The problem: The records that follow need to be output exactly as they are.
--- START Entries provided ---
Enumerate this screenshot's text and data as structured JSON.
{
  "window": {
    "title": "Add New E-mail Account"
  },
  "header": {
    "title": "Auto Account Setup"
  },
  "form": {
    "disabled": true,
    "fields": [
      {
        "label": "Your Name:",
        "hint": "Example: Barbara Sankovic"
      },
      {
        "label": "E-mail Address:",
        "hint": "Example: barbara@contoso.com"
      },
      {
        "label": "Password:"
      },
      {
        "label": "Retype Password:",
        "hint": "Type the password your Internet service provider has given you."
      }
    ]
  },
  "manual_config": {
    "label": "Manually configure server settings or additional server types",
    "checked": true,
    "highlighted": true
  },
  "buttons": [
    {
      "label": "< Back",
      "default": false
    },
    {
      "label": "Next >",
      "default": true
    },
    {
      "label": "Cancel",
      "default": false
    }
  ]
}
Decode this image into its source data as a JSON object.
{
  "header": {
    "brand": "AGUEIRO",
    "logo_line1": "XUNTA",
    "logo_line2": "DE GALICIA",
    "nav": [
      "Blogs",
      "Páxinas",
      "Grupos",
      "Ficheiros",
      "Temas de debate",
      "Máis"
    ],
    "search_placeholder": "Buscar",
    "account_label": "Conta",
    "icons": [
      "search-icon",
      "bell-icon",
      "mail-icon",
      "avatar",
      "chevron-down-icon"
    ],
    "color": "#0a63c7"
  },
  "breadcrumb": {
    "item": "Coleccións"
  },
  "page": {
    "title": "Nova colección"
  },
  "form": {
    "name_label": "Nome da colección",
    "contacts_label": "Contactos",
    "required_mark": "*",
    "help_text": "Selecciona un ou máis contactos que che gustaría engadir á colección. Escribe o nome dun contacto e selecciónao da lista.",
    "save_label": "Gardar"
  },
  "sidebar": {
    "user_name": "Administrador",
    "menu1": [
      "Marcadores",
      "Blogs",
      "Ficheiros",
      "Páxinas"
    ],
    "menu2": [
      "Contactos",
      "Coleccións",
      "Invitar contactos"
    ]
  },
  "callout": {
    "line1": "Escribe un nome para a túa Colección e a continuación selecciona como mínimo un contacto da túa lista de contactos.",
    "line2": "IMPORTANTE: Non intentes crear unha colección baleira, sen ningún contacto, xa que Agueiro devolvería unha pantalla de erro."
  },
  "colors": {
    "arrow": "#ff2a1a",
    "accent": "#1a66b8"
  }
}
--- END Entries provided ---
Answer to this task:
Enumerate this screenshot's text and data as structured JSON.
{
  "window": {
    "title": "Add New E-mail Account"
  },
  "header": {
    "title": "Auto Account Setup"
  },
  "form": {
    "disabled": true,
    "fields": [
      {
        "label": "Your Name:",
        "hint": "Example: Barbara Sankovic"
      },
      {
        "label": "E-mail Address:",
        "hint": "Example: barbara@contoso.com"
      },
      {
        "label": "Password:"
      },
      {
        "label": "Retype Password:",
        "hint": "Type the password your Internet service provider has given you."
      }
    ]
  },
  "manual_config": {
    "label": "Manually configure server settings or additional server types",
    "checked": true,
    "highlighted": true
  },
  "buttons": [
    {
      "label": "< Back",
      "default": false
    },
    {
      "label": "Next >",
      "default": true
    },
    {
      "label": "Cancel",
      "default": false
    }
  ]
}
Decode this image into its source data as a JSON object.
{
  "header": {
    "brand": "AGUEIRO",
    "logo_line1": "XUNTA",
    "logo_line2": "DE GALICIA",
    "nav": [
      "Blogs",
      "Páxinas",
      "Grupos",
      "Ficheiros",
      "Temas de debate",
      "Máis"
    ],
    "search_placeholder": "Buscar",
    "account_label": "Conta",
    "icons": [
      "search-icon",
      "bell-icon",
      "mail-icon",
      "avatar",
      "chevron-down-icon"
    ],
    "color": "#0a63c7"
  },
  "breadcrumb": {
    "item": "Coleccións"
  },
  "page": {
    "title": "Nova colección"
  },
  "form": {
    "name_label": "Nome da colección",
    "contacts_label": "Contactos",
    "required_mark": "*",
    "help_text": "Selecciona un ou máis contactos que che gustaría engadir á colección. Escribe o nome dun contacto e selecciónao da lista.",
    "save_label": "Gardar"
  },
  "sidebar": {
    "user_name": "Administrador",
    "menu1": [
      "Marcadores",
      "Blogs",
      "Ficheiros",
      "Páxinas"
    ],
    "menu2": [
      "Contactos",
      "Coleccións",
      "Invitar contactos"
    ]
  },
  "callout": {
    "line1": "Escribe un nome para a túa Colección e a continuación selecciona como mínimo un contacto da túa lista de contactos.",
    "line2": "IMPORTANTE: Non intentes crear unha colección baleira, sen ningún contacto, xa que Agueiro devolvería unha pantalla de erro."
  },
  "colors": {
    "arrow": "#ff2a1a",
    "accent": "#1a66b8"
  }
}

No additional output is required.